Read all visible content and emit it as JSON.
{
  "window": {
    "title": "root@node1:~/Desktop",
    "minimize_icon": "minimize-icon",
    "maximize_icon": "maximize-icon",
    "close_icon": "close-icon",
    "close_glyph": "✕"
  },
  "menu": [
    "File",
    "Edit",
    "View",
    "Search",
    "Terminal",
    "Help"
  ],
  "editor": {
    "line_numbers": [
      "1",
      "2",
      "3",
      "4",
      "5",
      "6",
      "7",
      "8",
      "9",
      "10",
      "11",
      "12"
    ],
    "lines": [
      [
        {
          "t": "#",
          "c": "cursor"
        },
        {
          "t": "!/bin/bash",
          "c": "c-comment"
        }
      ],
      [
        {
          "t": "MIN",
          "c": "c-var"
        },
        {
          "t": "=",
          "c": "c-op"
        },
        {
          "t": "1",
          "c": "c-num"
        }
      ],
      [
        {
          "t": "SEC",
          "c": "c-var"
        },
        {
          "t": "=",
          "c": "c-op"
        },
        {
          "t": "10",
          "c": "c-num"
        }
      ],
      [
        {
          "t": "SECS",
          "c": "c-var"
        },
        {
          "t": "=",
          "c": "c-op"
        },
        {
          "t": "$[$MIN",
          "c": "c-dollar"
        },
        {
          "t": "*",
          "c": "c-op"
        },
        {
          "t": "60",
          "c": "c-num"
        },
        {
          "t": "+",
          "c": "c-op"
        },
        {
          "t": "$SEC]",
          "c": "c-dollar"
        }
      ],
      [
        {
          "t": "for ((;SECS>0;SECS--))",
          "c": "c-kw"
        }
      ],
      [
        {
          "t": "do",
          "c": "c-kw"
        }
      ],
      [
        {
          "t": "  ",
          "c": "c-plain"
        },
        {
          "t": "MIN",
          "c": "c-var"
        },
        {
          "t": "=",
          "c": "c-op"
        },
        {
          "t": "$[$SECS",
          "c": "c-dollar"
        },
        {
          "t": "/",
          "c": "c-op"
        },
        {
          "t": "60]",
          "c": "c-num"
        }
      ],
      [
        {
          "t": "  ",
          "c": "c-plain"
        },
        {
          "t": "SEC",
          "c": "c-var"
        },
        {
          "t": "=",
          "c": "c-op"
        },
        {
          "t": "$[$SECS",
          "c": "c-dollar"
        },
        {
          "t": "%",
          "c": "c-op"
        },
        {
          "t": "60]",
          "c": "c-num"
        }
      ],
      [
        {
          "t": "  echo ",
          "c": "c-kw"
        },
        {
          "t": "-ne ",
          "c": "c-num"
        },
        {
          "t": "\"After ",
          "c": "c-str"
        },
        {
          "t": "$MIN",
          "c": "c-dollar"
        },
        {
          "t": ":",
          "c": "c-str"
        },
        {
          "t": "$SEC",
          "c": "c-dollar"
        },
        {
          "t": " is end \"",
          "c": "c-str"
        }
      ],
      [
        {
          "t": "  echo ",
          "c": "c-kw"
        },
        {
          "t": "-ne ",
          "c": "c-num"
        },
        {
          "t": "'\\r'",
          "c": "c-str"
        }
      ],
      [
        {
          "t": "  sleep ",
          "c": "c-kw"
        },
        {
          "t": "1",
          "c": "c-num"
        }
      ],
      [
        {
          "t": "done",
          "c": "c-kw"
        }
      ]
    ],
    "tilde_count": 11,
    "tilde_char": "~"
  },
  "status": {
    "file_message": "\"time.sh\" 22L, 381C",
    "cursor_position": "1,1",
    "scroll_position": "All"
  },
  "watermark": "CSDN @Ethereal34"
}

==

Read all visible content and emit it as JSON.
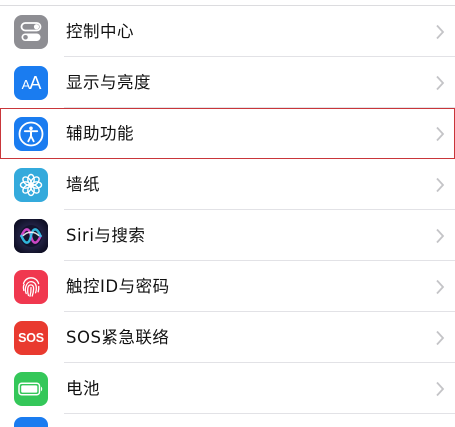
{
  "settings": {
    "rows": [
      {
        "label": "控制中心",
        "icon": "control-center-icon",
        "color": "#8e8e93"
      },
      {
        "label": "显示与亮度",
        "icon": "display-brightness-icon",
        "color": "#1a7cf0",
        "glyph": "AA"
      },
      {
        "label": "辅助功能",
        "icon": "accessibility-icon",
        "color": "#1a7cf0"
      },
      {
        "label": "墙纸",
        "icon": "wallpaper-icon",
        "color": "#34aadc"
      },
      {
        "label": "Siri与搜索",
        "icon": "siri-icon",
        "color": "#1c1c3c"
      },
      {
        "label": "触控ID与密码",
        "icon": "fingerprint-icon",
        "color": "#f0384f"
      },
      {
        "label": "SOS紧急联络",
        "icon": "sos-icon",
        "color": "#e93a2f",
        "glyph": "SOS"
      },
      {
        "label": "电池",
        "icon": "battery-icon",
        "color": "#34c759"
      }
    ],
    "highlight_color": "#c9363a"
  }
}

Task statement → Look through the listing above. Pick out each line with "icon" and copy it.

Written solution →
    "minimize_icon": "minimize-icon",
    "maximize_icon": "maximize-icon",
    "close_icon": "close-icon",
        "icon": "control-center-icon",
        "icon": "display-brightness-icon",
        "icon": "accessibility-icon",
        "icon": "wallpaper-icon",
        "icon": "siri-icon",
        "icon": "fingerprint-icon",
        "icon": "sos-icon",
        "icon": "battery-icon",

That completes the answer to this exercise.